[MATERIAL SUPPLIED]
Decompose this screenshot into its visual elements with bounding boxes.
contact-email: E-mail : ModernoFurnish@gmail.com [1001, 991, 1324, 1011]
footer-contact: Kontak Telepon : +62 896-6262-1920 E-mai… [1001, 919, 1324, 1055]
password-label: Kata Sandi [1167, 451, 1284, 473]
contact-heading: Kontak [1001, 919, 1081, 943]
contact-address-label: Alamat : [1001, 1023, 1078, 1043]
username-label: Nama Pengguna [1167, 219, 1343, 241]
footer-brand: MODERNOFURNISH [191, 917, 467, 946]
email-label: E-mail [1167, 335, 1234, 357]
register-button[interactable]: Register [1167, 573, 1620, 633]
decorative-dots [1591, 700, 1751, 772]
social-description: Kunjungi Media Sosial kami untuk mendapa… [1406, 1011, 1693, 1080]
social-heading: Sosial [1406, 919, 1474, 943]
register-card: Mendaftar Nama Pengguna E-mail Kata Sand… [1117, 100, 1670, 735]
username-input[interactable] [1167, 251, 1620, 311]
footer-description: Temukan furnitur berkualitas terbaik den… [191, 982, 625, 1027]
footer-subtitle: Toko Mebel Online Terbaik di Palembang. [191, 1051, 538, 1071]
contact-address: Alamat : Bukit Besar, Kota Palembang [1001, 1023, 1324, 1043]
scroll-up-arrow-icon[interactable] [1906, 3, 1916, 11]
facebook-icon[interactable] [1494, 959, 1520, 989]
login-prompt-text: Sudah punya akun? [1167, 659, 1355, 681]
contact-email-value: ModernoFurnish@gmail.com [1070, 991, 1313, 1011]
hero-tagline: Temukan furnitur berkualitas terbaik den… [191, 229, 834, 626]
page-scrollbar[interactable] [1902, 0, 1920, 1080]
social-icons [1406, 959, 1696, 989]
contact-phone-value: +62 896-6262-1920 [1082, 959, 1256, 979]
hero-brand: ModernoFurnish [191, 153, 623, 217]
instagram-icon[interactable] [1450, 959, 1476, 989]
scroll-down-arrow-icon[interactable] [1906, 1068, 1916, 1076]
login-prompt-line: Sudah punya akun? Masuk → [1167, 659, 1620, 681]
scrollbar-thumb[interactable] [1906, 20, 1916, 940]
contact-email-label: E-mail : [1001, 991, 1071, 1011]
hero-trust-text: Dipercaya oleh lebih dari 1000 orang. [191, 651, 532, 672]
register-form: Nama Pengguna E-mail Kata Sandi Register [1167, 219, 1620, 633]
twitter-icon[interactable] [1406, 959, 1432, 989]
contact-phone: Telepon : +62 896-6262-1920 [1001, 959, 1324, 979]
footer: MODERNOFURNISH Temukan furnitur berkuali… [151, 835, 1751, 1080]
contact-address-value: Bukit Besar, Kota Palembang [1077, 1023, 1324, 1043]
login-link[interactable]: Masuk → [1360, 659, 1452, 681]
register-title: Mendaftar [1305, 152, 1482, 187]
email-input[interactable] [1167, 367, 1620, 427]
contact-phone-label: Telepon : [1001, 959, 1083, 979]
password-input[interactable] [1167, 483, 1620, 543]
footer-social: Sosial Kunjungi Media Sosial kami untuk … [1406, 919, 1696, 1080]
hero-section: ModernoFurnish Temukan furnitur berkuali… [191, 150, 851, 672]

[GOAL OF THE EXERCISE] List every line above that contains the string "brand", copying each one in full.

[RESULT OF THE TASK]
footer-brand: MODERNOFURNISH [191, 917, 467, 946]
hero-brand: ModernoFurnish [191, 153, 623, 217]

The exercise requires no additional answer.